[Figure collection entries]
=======

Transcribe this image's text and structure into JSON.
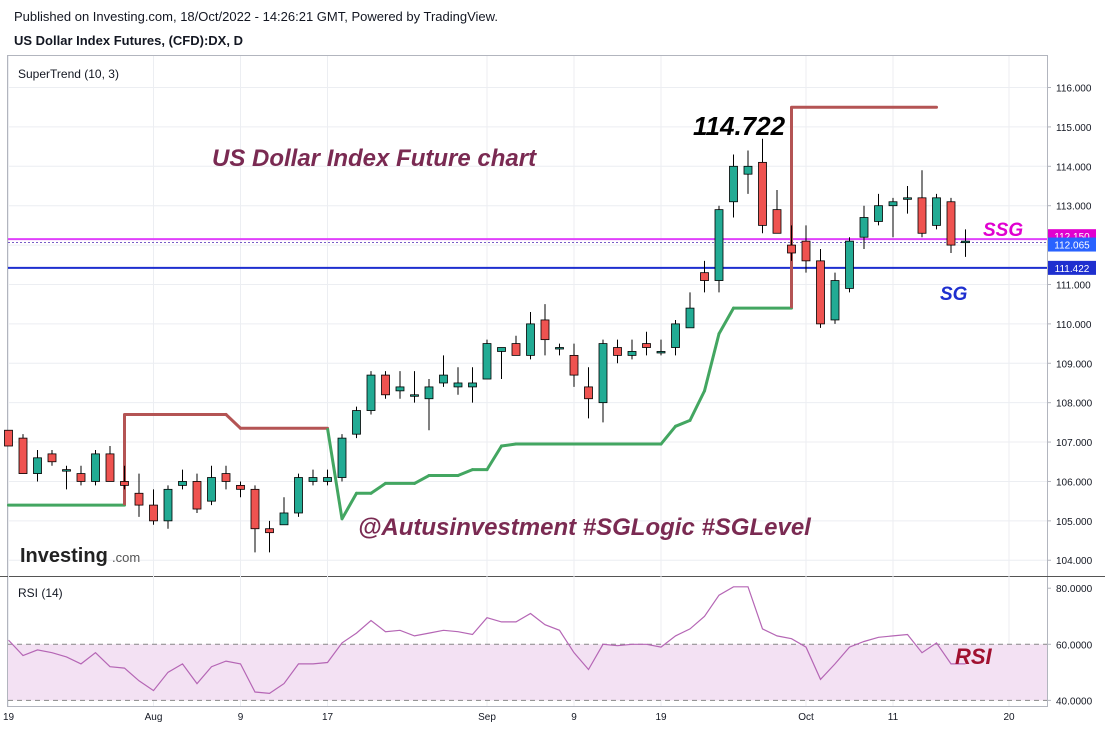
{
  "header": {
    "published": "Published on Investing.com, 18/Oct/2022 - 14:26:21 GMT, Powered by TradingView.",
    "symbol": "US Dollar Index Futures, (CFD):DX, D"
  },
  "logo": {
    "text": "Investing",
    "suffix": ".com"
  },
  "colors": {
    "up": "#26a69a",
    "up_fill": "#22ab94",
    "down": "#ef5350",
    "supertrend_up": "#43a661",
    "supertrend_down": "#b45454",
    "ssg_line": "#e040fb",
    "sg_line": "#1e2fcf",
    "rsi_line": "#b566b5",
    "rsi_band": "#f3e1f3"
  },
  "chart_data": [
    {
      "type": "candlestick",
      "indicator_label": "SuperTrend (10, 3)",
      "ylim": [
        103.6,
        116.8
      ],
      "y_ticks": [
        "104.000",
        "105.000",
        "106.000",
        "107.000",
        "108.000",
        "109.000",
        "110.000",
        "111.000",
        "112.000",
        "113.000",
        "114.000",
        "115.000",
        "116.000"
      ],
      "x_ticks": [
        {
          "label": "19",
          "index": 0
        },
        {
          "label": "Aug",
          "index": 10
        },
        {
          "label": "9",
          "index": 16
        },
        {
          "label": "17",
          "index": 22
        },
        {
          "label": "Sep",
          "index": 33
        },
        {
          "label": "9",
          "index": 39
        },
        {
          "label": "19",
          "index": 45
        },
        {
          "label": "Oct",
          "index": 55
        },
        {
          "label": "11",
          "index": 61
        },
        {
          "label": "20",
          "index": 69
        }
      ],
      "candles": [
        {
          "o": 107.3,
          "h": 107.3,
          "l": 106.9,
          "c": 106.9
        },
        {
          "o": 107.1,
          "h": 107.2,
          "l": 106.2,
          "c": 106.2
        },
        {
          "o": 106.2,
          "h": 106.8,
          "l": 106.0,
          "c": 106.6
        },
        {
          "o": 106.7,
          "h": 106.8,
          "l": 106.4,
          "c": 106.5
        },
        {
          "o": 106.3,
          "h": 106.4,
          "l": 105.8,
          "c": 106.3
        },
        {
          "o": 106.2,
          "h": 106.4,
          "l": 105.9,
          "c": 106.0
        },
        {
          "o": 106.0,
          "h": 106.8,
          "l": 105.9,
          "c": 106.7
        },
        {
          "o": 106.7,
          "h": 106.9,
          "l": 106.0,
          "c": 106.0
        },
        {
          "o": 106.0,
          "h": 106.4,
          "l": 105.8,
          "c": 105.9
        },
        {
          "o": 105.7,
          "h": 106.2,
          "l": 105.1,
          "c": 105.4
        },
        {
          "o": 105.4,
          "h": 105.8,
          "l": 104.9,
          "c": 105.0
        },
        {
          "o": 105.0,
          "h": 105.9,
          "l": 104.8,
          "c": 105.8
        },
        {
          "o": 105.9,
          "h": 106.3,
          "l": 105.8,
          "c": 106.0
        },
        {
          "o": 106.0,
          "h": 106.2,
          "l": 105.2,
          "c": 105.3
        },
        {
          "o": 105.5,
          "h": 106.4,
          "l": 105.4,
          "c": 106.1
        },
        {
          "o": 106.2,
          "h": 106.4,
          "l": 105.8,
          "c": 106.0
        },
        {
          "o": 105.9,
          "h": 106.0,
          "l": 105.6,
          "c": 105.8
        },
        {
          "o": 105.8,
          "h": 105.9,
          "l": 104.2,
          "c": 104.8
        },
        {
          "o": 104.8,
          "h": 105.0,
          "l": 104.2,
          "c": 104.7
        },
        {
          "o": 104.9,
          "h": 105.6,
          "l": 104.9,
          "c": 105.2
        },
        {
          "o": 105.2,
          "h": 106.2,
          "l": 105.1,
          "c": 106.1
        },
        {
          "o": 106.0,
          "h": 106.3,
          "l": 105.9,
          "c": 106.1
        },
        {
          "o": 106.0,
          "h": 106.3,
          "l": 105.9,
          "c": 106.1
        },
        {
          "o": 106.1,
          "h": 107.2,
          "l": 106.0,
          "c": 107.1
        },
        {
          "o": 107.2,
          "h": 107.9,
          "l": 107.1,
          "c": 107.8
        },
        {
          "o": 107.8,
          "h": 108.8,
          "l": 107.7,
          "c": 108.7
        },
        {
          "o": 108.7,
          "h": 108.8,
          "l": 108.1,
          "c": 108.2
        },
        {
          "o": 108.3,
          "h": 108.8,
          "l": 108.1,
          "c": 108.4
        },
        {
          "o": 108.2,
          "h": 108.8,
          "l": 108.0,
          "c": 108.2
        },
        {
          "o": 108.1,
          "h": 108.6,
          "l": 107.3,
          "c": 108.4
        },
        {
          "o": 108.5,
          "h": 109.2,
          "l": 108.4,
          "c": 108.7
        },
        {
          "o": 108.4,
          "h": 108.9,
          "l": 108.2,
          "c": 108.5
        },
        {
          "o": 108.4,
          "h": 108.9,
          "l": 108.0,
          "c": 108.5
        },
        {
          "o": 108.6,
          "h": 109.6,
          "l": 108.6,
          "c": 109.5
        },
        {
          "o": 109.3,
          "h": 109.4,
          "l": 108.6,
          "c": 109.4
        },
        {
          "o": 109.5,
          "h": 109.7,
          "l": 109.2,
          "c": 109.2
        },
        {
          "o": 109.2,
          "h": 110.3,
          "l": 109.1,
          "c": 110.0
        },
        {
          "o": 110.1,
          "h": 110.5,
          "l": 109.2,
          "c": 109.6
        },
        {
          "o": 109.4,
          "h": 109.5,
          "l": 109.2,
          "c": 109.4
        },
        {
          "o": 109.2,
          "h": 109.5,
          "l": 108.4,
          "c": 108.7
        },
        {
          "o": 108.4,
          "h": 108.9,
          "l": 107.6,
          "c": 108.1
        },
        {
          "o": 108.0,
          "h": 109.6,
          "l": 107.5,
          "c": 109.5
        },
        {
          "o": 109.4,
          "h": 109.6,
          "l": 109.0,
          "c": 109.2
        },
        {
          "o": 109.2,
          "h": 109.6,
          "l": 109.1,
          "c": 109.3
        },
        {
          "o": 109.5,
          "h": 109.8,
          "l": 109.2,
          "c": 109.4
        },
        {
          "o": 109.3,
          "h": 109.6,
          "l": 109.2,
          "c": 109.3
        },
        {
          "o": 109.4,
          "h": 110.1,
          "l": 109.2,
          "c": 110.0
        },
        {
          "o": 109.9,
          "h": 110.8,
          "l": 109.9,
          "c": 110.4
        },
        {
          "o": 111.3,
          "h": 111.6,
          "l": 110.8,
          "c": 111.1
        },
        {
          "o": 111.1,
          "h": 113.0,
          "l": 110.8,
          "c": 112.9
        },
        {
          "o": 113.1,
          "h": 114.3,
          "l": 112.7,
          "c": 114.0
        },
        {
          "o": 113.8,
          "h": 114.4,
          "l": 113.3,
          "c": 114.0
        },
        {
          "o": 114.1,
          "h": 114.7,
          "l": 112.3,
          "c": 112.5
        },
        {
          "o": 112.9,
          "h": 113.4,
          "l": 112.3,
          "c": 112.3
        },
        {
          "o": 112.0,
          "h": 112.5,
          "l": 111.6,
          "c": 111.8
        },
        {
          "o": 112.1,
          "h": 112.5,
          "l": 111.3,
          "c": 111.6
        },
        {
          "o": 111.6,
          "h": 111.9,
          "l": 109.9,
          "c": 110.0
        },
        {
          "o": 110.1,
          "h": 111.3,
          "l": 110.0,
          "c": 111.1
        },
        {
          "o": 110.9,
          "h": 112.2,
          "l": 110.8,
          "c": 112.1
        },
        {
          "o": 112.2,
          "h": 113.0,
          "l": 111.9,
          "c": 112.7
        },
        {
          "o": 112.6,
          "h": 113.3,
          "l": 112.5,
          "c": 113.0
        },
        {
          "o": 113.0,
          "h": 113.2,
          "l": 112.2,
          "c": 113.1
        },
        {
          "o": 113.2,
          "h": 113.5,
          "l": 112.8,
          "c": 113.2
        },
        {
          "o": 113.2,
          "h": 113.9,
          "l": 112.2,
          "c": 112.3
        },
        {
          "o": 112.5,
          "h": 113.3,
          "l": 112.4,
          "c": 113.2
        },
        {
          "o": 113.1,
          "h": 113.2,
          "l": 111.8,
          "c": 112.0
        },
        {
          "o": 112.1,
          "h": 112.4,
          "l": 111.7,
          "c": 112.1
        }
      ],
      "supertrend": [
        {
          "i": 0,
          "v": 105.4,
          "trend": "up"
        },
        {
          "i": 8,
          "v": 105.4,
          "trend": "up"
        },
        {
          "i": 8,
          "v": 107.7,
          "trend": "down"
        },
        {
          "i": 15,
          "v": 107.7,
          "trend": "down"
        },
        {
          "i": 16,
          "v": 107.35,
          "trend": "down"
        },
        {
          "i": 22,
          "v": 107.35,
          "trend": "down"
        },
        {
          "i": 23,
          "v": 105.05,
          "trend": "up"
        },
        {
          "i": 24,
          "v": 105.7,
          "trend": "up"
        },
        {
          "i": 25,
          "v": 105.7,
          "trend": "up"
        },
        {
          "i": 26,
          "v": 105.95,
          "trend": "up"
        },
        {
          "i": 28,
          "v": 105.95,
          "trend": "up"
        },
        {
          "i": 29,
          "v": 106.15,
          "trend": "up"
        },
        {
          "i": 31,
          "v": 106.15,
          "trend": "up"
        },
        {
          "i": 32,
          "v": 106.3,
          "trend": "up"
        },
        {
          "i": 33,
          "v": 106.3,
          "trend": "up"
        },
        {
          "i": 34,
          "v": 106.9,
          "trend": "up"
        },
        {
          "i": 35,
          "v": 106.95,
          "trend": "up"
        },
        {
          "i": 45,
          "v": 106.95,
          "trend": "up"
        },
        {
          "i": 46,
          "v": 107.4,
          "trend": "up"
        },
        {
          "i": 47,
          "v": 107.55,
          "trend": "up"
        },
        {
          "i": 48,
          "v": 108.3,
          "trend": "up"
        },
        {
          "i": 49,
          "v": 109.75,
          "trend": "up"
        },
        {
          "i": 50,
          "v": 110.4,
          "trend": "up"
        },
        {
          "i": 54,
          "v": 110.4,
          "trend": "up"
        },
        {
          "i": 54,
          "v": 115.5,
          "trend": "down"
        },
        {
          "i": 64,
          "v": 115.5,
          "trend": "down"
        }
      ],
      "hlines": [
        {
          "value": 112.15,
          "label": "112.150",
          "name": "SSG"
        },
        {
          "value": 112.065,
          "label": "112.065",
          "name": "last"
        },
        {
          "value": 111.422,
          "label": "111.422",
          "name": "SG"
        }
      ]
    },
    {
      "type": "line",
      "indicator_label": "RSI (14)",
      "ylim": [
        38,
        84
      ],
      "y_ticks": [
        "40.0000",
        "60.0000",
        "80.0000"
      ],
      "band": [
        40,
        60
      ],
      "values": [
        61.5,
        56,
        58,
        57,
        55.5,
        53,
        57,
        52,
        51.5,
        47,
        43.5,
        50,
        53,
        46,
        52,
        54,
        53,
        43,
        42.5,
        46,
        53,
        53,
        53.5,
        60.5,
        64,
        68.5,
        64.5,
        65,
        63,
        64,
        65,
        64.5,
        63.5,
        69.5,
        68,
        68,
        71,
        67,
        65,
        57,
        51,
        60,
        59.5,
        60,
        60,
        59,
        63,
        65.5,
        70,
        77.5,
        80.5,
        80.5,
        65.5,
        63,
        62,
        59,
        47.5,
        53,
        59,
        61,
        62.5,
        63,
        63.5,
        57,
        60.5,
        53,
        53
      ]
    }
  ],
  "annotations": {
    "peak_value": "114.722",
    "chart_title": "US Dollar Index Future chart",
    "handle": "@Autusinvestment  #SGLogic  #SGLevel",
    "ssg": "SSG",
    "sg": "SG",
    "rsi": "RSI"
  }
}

=======

OBJECTIVE
Find the string "Investing" in the entries above and return each line that holds it.

RESPONSE TO THIS EXERCISE
    "published": "Published on Investing.com, 18/Oct/2022 - 14:26:21 GMT, Powered by TradingView.",
    "text": "Investing",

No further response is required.